> DIRECTION
Going through the material below, please gather all lines with the word "files" in them.

Data items
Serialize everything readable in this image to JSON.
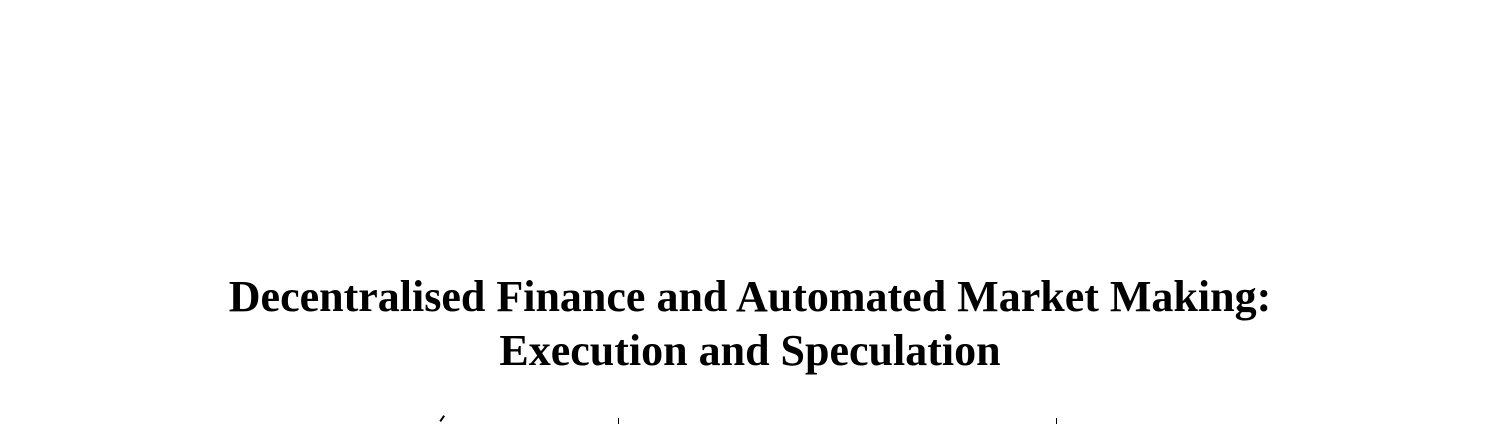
{
  "paper": {
    "title_lines": [
      "Decentralised Finance and Automated Market Making:",
      "Execution and Speculation"
    ]
  }
}
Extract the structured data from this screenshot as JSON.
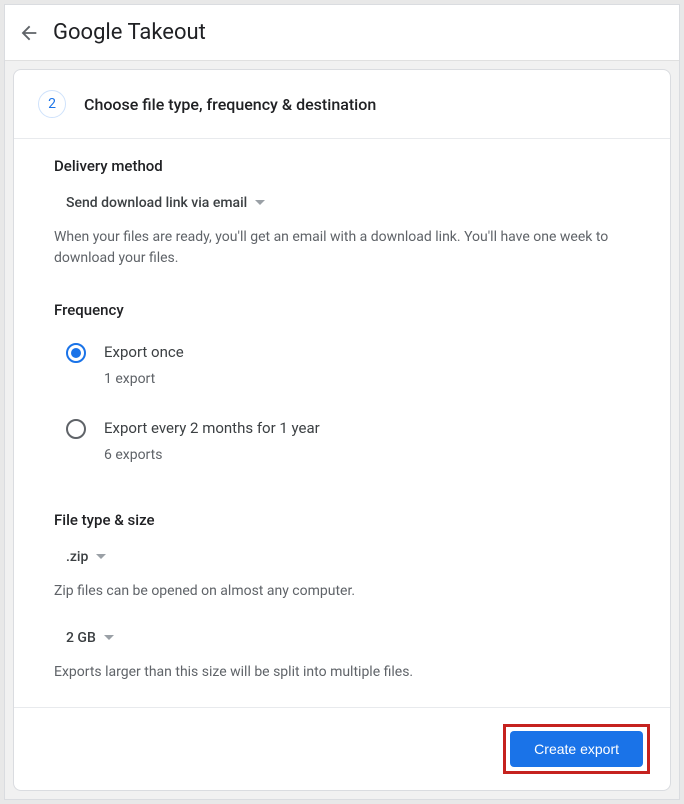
{
  "header": {
    "title": "Google Takeout"
  },
  "step": {
    "number": "2",
    "title": "Choose file type, frequency & destination"
  },
  "delivery": {
    "section_title": "Delivery method",
    "selected": "Send download link via email",
    "helper": "When your files are ready, you'll get an email with a download link. You'll have one week to download your files."
  },
  "frequency": {
    "section_title": "Frequency",
    "options": [
      {
        "label": "Export once",
        "sub": "1 export",
        "selected": true
      },
      {
        "label": "Export every 2 months for 1 year",
        "sub": "6 exports",
        "selected": false
      }
    ]
  },
  "filetype": {
    "section_title": "File type & size",
    "type_value": ".zip",
    "type_helper": "Zip files can be opened on almost any computer.",
    "size_value": "2 GB",
    "size_helper": "Exports larger than this size will be split into multiple files."
  },
  "footer": {
    "create_label": "Create export"
  }
}
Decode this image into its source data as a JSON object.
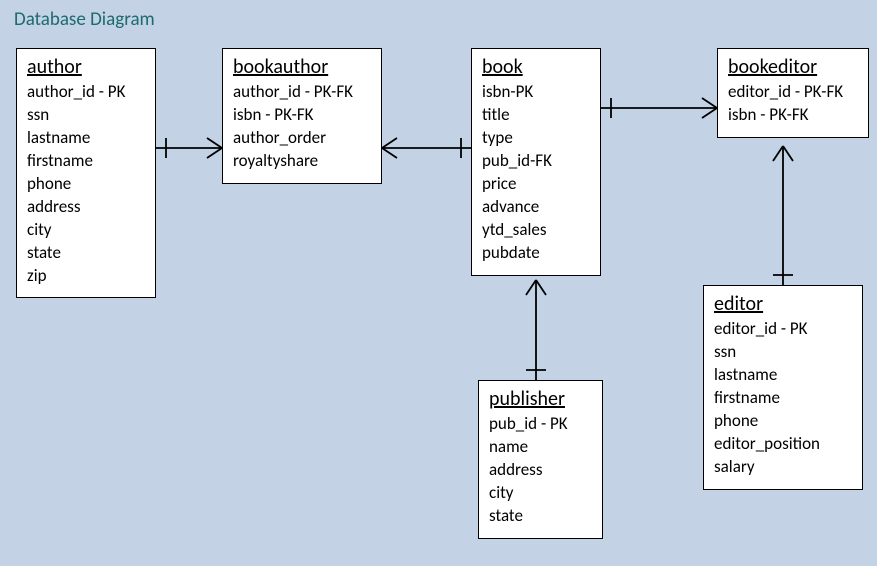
{
  "title": "Database Diagram",
  "entities": {
    "author": {
      "name": "author",
      "attrs": [
        "author_id - PK",
        "ssn",
        "lastname",
        "firstname",
        "phone",
        "address",
        "city",
        "state",
        "zip"
      ]
    },
    "bookauthor": {
      "name": "bookauthor",
      "attrs": [
        "author_id - PK-FK",
        "isbn - PK-FK",
        "author_order",
        "royaltyshare"
      ]
    },
    "book": {
      "name": "book",
      "attrs": [
        "isbn-PK",
        "title",
        "type",
        "pub_id-FK",
        "price",
        "advance",
        "ytd_sales",
        "pubdate"
      ]
    },
    "bookeditor": {
      "name": "bookeditor",
      "attrs": [
        "editor_id - PK-FK",
        "isbn - PK-FK"
      ]
    },
    "publisher": {
      "name": "publisher",
      "attrs": [
        "pub_id - PK",
        "name",
        "address",
        "city",
        "state"
      ]
    },
    "editor": {
      "name": "editor",
      "attrs": [
        "editor_id - PK",
        "ssn",
        "lastname",
        "firstname",
        "phone",
        "editor_position",
        "salary"
      ]
    }
  },
  "relationships": [
    {
      "from": "author",
      "to": "bookauthor",
      "cardinality": "one-to-many"
    },
    {
      "from": "book",
      "to": "bookauthor",
      "cardinality": "one-to-many"
    },
    {
      "from": "book",
      "to": "bookeditor",
      "cardinality": "one-to-many"
    },
    {
      "from": "editor",
      "to": "bookeditor",
      "cardinality": "one-to-many"
    },
    {
      "from": "publisher",
      "to": "book",
      "cardinality": "one-to-many"
    }
  ]
}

> SOLUTION FOR THIS EXERCISE
    "helper": "When your files are ready, you'll get an email with a download link. You'll have one week to download your files."
    "type_helper": "Zip files can be opened on almost any computer.",
    "size_helper": "Exports larger than this size will be split into multiple files."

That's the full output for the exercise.